_Problem statement_:
The entries need to be copied exactly.

_Data shown_:
[Start]

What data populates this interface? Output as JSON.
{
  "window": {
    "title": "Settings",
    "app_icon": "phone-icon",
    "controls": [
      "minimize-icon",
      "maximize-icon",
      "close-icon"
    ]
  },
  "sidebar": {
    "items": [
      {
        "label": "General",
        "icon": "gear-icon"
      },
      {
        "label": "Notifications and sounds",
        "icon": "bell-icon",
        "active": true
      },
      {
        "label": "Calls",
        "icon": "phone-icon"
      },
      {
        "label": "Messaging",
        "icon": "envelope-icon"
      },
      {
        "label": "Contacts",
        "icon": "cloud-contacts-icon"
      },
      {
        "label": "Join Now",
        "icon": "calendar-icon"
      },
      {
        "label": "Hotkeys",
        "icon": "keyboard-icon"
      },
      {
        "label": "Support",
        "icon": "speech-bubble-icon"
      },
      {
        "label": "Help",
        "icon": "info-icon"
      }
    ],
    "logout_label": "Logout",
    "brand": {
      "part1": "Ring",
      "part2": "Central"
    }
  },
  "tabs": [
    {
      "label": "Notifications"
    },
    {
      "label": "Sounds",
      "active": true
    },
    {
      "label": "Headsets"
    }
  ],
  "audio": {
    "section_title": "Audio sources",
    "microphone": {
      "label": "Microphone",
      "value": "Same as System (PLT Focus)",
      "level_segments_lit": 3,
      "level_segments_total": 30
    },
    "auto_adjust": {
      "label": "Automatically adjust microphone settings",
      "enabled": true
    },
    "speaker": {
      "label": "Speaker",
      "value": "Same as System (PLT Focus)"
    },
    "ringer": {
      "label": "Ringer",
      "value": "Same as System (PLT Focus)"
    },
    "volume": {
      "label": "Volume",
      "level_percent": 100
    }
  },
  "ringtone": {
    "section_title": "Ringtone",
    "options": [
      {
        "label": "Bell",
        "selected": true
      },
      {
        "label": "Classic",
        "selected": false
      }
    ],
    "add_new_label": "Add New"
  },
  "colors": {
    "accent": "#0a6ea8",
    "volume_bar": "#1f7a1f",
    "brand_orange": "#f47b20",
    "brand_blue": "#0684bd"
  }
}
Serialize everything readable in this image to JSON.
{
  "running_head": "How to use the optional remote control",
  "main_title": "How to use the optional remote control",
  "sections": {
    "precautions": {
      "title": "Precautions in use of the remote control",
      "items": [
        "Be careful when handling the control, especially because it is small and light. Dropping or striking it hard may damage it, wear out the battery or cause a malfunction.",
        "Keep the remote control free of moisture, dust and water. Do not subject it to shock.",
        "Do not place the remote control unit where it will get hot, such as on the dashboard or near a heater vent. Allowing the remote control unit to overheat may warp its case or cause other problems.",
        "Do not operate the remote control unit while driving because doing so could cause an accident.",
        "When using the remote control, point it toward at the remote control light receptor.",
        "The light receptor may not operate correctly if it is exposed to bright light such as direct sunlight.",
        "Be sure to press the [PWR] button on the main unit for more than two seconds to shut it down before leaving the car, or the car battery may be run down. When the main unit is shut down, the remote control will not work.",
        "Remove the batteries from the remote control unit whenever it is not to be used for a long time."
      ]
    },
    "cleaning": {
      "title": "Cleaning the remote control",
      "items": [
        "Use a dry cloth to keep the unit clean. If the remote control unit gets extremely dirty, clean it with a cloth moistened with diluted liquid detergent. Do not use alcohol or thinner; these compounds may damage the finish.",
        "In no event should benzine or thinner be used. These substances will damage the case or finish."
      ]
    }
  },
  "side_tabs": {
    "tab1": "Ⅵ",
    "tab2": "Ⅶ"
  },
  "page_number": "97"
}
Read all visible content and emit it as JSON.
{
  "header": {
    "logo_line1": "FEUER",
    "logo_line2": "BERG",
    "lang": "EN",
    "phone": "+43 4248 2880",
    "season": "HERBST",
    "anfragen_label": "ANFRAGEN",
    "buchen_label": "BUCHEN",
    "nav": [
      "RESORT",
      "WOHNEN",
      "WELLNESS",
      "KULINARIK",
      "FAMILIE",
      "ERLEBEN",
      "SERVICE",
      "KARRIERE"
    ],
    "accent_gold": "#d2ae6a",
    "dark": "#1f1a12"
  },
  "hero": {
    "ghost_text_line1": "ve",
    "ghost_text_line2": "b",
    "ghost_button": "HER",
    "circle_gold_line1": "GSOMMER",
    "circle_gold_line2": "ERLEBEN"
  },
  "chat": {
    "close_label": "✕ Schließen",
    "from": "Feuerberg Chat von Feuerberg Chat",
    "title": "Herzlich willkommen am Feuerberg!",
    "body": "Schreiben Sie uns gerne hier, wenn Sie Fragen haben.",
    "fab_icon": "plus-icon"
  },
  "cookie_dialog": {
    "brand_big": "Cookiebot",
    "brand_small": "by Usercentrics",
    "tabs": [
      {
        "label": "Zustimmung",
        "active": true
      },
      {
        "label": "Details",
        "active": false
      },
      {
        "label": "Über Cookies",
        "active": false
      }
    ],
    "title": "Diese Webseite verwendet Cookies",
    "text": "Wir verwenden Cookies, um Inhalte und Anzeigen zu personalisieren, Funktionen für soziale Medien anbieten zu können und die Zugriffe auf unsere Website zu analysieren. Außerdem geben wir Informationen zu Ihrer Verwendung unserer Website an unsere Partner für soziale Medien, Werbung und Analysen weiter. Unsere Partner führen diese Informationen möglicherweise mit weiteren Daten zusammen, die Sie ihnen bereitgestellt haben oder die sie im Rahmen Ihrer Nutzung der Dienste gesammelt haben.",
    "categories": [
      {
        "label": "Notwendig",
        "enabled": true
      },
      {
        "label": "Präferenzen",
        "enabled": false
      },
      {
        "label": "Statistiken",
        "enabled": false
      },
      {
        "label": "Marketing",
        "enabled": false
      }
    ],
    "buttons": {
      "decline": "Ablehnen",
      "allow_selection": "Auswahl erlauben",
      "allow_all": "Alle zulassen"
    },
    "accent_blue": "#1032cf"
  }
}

[End]

_Written response_:
What data populates this interface? Output as JSON.
{
  "window": {
    "title": "Settings",
    "app_icon": "phone-icon",
    "controls": [
      "minimize-icon",
      "maximize-icon",
      "close-icon"
    ]
  },
  "sidebar": {
    "items": [
      {
        "label": "General",
        "icon": "gear-icon"
      },
      {
        "label": "Notifications and sounds",
        "icon": "bell-icon",
        "active": true
      },
      {
        "label": "Calls",
        "icon": "phone-icon"
      },
      {
        "label": "Messaging",
        "icon": "envelope-icon"
      },
      {
        "label": "Contacts",
        "icon": "cloud-contacts-icon"
      },
      {
        "label": "Join Now",
        "icon": "calendar-icon"
      },
      {
        "label": "Hotkeys",
        "icon": "keyboard-icon"
      },
      {
        "label": "Support",
        "icon": "speech-bubble-icon"
      },
      {
        "label": "Help",
        "icon": "info-icon"
      }
    ],
    "logout_label": "Logout",
    "brand": {
      "part1": "Ring",
      "part2": "Central"
    }
  },
  "tabs": [
    {
      "label": "Notifications"
    },
    {
      "label": "Sounds",
      "active": true
    },
    {
      "label": "Headsets"
    }
  ],
  "audio": {
    "section_title": "Audio sources",
    "microphone": {
      "label": "Microphone",
      "value": "Same as System (PLT Focus)",
      "level_segments_lit": 3,
      "level_segments_total": 30
    },
    "auto_adjust": {
      "label": "Automatically adjust microphone settings",
      "enabled": true
    },
    "speaker": {
      "label": "Speaker",
      "value": "Same as System (PLT Focus)"
    },
    "ringer": {
      "label": "Ringer",
      "value": "Same as System (PLT Focus)"
    },
    "volume": {
      "label": "Volume",
      "level_percent": 100
    }
  },
  "ringtone": {
    "section_title": "Ringtone",
    "options": [
      {
        "label": "Bell",
        "selected": true
      },
      {
        "label": "Classic",
        "selected": false
      }
    ],
    "add_new_label": "Add New"
  },
  "colors": {
    "accent": "#0a6ea8",
    "volume_bar": "#1f7a1f",
    "brand_orange": "#f47b20",
    "brand_blue": "#0684bd"
  }
}
Serialize everything readable in this image to JSON.
{
  "running_head": "How to use the optional remote control",
  "main_title": "How to use the optional remote control",
  "sections": {
    "precautions": {
      "title": "Precautions in use of the remote control",
      "items": [
        "Be careful when handling the control, especially because it is small and light. Dropping or striking it hard may damage it, wear out the battery or cause a malfunction.",
        "Keep the remote control free of moisture, dust and water. Do not subject it to shock.",
        "Do not place the remote control unit where it will get hot, such as on the dashboard or near a heater vent. Allowing the remote control unit to overheat may warp its case or cause other problems.",
        "Do not operate the remote control unit while driving because doing so could cause an accident.",
        "When using the remote control, point it toward at the remote control light receptor.",
        "The light receptor may not operate correctly if it is exposed to bright light such as direct sunlight.",
        "Be sure to press the [PWR] button on the main unit for more than two seconds to shut it down before leaving the car, or the car battery may be run down. When the main unit is shut down, the remote control will not work.",
        "Remove the batteries from the remote control unit whenever it is not to be used for a long time."
      ]
    },
    "cleaning": {
      "title": "Cleaning the remote control",
      "items": [
        "Use a dry cloth to keep the unit clean. If the remote control unit gets extremely dirty, clean it with a cloth moistened with diluted liquid detergent. Do not use alcohol or thinner; these compounds may damage the finish.",
        "In no event should benzine or thinner be used. These substances will damage the case or finish."
      ]
    }
  },
  "side_tabs": {
    "tab1": "Ⅵ",
    "tab2": "Ⅶ"
  },
  "page_number": "97"
}
Read all visible content and emit it as JSON.
{
  "header": {
    "logo_line1": "FEUER",
    "logo_line2": "BERG",
    "lang": "EN",
    "phone": "+43 4248 2880",
    "season": "HERBST",
    "anfragen_label": "ANFRAGEN",
    "buchen_label": "BUCHEN",
    "nav": [
      "RESORT",
      "WOHNEN",
      "WELLNESS",
      "KULINARIK",
      "FAMILIE",
      "ERLEBEN",
      "SERVICE",
      "KARRIERE"
    ],
    "accent_gold": "#d2ae6a",
    "dark": "#1f1a12"
  },
  "hero": {
    "ghost_text_line1": "ve",
    "ghost_text_line2": "b",
    "ghost_button": "HER",
    "circle_gold_line1": "GSOMMER",
    "circle_gold_line2": "ERLEBEN"
  },
  "chat": {
    "close_label": "✕ Schließen",
    "from": "Feuerberg Chat von Feuerberg Chat",
    "title": "Herzlich willkommen am Feuerberg!",
    "body": "Schreiben Sie uns gerne hier, wenn Sie Fragen haben.",
    "fab_icon": "plus-icon"
  },
  "cookie_dialog": {
    "brand_big": "Cookiebot",
    "brand_small": "by Usercentrics",
    "tabs": [
      {
        "label": "Zustimmung",
        "active": true
      },
      {
        "label": "Details",
        "active": false
      },
      {
        "label": "Über Cookies",
        "active": false
      }
    ],
    "title": "Diese Webseite verwendet Cookies",
    "text": "Wir verwenden Cookies, um Inhalte und Anzeigen zu personalisieren, Funktionen für soziale Medien anbieten zu können und die Zugriffe auf unsere Website zu analysieren. Außerdem geben wir Informationen zu Ihrer Verwendung unserer Website an unsere Partner für soziale Medien, Werbung und Analysen weiter. Unsere Partner führen diese Informationen möglicherweise mit weiteren Daten zusammen, die Sie ihnen bereitgestellt haben oder die sie im Rahmen Ihrer Nutzung der Dienste gesammelt haben.",
    "categories": [
      {
        "label": "Notwendig",
        "enabled": true
      },
      {
        "label": "Präferenzen",
        "enabled": false
      },
      {
        "label": "Statistiken",
        "enabled": false
      },
      {
        "label": "Marketing",
        "enabled": false
      }
    ],
    "buttons": {
      "decline": "Ablehnen",
      "allow_selection": "Auswahl erlauben",
      "allow_all": "Alle zulassen"
    },
    "accent_blue": "#1032cf"
  }
}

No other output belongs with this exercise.